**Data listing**
# # # # # # #

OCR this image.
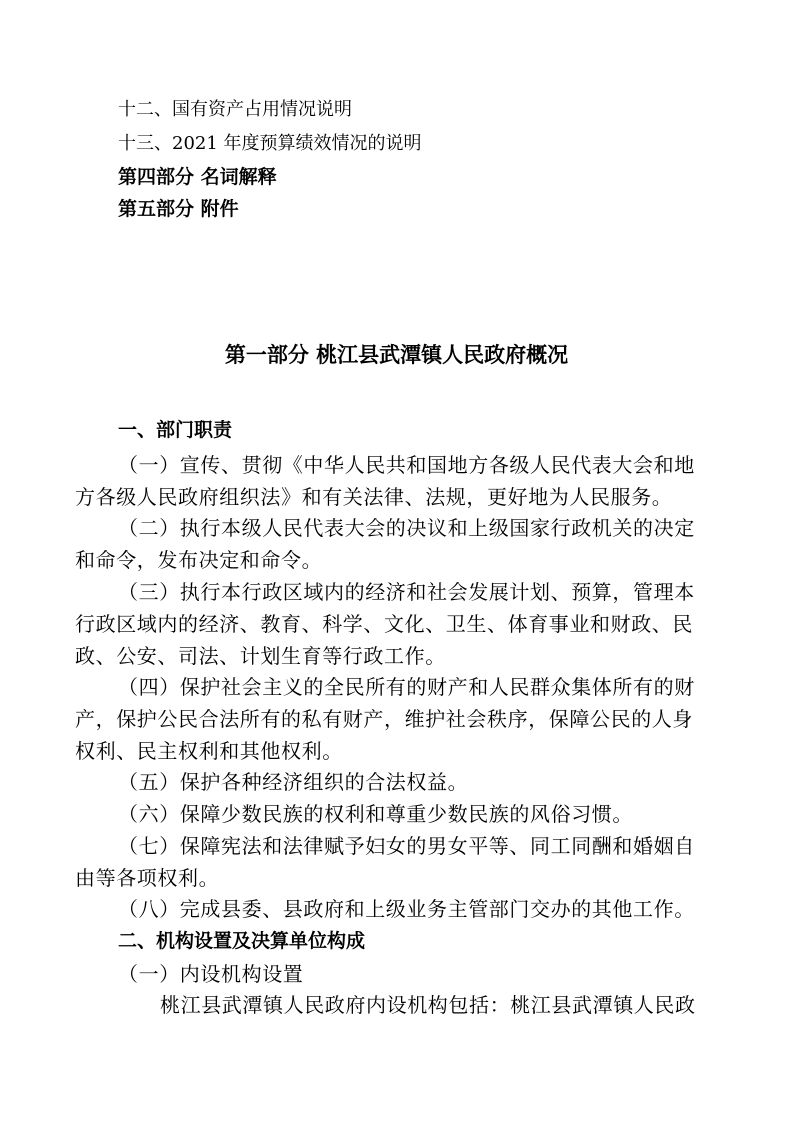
十二、国有资产占用情况说明
十三、2021 年度预算绩效情况的说明
第四部分 名词解释
第五部分 附件
第一部分 桃江县武潭镇人民政府概况
一、部门职责
（一）宣传、贯彻《中华人民共和国地方各级人民代表大会和地
方各级人民政府组织法》和有关法律、法规，更好地为人民服务。
（二）执行本级人民代表大会的决议和上级国家行政机关的决定
和命令，发布决定和命令。
（三）执行本行政区域内的经济和社会发展计划、预算，管理本
行政区域内的经济、教育、科学、文化、卫生、体育事业和财政、民
政、公安、司法、计划生育等行政工作。
（四）保护社会主义的全民所有的财产和人民群众集体所有的财
产，保护公民合法所有的私有财产，维护社会秩序，保障公民的人身
权利、民主权利和其他权利。
（五）保护各种经济组织的合法权益。
（六）保障少数民族的权利和尊重少数民族的风俗习惯。
（七）保障宪法和法律赋予妇女的男女平等、同工同酬和婚姻自
由等各项权利。
（八）完成县委、县政府和上级业务主管部门交办的其他工作。
二、机构设置及决算单位构成
（一）内设机构设置
桃江县武潭镇人民政府内设机构包括：桃江县武潭镇人民政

# # # # # # #

**The request**
Pictures appear in the records above. Output everything except them, exactly.

**The reply**
OCR this image.
十二、国有资产占用情况说明
十三、2021 年度预算绩效情况的说明
第四部分 名词解释
第五部分 附件
第一部分 桃江县武潭镇人民政府概况
一、部门职责
（一）宣传、贯彻《中华人民共和国地方各级人民代表大会和地
方各级人民政府组织法》和有关法律、法规，更好地为人民服务。
（二）执行本级人民代表大会的决议和上级国家行政机关的决定
和命令，发布决定和命令。
（三）执行本行政区域内的经济和社会发展计划、预算，管理本
行政区域内的经济、教育、科学、文化、卫生、体育事业和财政、民
政、公安、司法、计划生育等行政工作。
（四）保护社会主义的全民所有的财产和人民群众集体所有的财
产，保护公民合法所有的私有财产，维护社会秩序，保障公民的人身
权利、民主权利和其他权利。
（五）保护各种经济组织的合法权益。
（六）保障少数民族的权利和尊重少数民族的风俗习惯。
（七）保障宪法和法律赋予妇女的男女平等、同工同酬和婚姻自
由等各项权利。
（八）完成县委、县政府和上级业务主管部门交办的其他工作。
二、机构设置及决算单位构成
（一）内设机构设置
桃江县武潭镇人民政府内设机构包括：桃江县武潭镇人民政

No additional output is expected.